(Dataset entries)

[START]

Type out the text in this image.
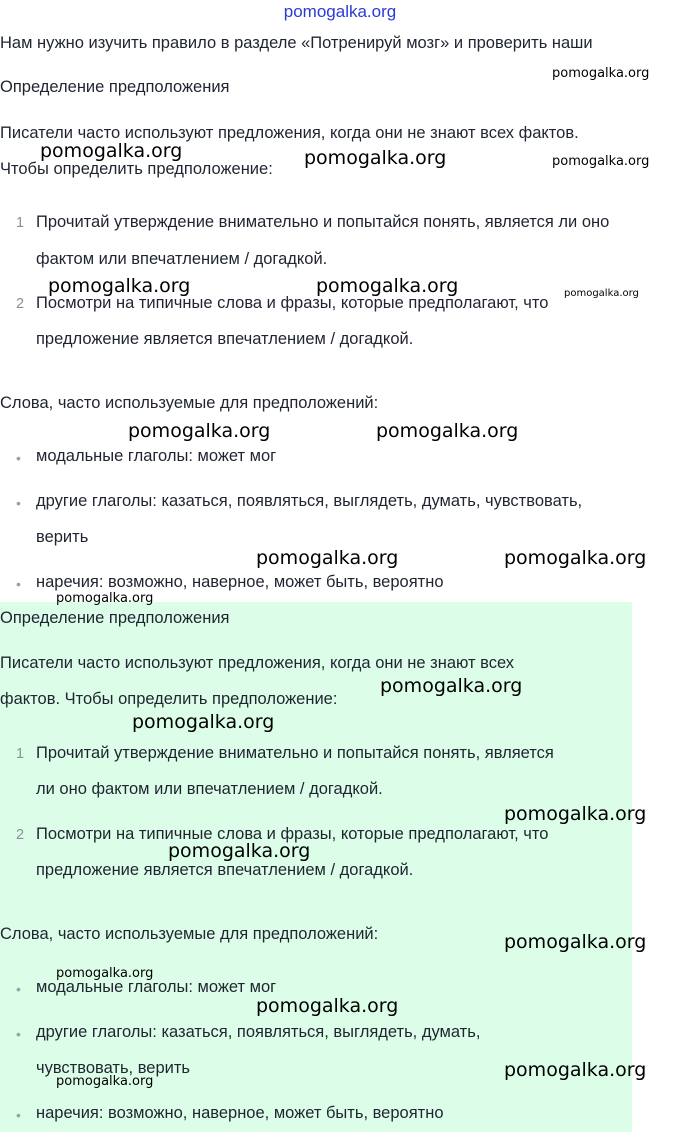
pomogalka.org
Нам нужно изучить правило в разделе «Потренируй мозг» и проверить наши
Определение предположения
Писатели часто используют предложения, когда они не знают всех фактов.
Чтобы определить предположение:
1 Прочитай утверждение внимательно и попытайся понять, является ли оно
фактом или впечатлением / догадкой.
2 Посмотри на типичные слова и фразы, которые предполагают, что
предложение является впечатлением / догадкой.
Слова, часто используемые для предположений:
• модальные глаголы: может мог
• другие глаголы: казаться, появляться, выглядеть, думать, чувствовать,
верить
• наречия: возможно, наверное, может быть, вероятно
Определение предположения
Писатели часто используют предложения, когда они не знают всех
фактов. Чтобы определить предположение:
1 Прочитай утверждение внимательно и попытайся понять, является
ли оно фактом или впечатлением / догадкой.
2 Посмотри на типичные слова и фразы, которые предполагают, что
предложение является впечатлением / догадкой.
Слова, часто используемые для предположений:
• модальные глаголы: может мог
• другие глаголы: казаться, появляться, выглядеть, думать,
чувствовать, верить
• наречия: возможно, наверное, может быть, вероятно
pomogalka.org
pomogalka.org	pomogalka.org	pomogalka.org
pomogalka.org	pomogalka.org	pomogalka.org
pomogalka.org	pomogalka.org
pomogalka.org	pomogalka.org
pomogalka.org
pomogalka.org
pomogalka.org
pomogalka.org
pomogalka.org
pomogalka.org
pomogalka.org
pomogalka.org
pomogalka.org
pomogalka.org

[END]
[START]

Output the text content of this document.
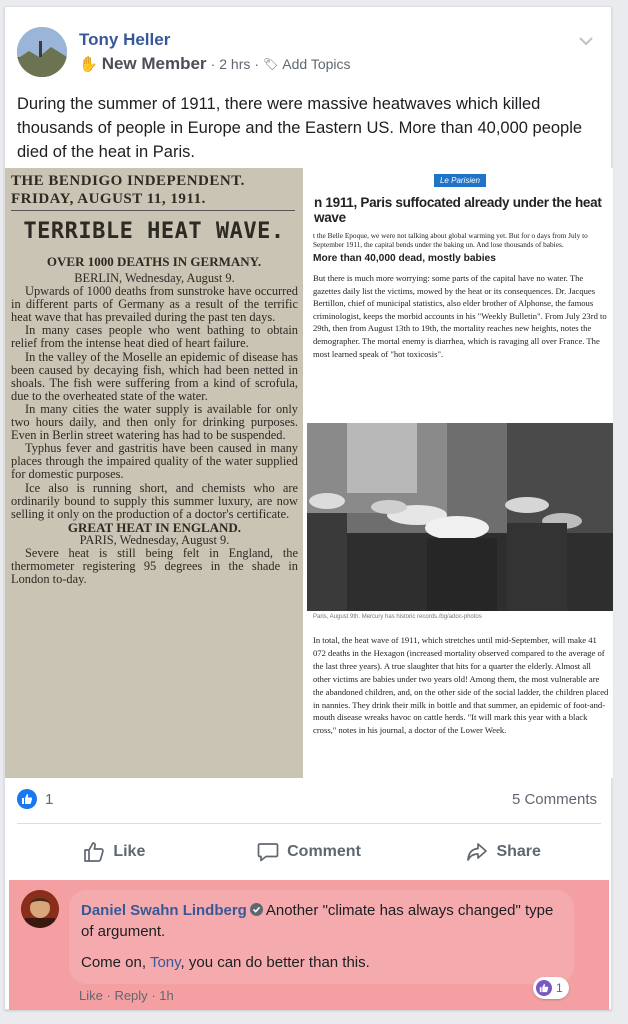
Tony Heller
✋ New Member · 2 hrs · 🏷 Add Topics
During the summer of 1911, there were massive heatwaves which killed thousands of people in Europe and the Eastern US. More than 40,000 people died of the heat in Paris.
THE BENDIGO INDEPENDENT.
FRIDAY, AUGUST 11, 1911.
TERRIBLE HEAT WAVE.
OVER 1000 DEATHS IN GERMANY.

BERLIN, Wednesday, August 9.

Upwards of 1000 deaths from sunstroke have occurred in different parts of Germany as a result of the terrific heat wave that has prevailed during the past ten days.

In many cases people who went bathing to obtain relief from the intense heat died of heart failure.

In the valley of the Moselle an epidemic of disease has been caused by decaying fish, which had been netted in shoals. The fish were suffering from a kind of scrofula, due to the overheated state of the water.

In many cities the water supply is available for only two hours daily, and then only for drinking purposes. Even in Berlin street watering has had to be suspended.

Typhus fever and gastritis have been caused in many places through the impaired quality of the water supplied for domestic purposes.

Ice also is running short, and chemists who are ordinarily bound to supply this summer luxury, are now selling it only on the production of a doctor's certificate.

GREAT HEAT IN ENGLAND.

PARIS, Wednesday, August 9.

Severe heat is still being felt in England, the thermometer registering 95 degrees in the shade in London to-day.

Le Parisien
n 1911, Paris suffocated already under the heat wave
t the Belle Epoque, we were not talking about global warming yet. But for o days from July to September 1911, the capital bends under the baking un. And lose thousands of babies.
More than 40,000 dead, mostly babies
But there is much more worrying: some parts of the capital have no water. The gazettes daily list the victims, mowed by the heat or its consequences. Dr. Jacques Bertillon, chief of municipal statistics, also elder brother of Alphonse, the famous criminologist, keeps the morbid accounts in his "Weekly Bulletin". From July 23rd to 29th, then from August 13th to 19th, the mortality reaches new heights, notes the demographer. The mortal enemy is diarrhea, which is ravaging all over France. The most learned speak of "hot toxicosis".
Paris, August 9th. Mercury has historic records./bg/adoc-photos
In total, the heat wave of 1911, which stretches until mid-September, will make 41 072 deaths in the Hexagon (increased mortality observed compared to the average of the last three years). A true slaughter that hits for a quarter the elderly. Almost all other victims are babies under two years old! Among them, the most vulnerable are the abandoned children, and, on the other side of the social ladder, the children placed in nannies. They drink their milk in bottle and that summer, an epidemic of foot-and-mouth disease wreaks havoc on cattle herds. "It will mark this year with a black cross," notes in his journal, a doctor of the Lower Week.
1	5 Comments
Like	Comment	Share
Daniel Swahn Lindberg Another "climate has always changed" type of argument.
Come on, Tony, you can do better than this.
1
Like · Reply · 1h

[END]

AIM>
Locate all lines in the listing above with the word "days" and copy them.

RESULT OF THIS TASK>
Upwards of 1000 deaths from sunstroke have occurred in different parts of Germany as a result of the terrific heat wave that has prevailed during the past ten days.
t the Belle Epoque, we were not talking about global warming yet. But for o days from July to September 1911, the capital bends under the baking un. And lose thousands of babies.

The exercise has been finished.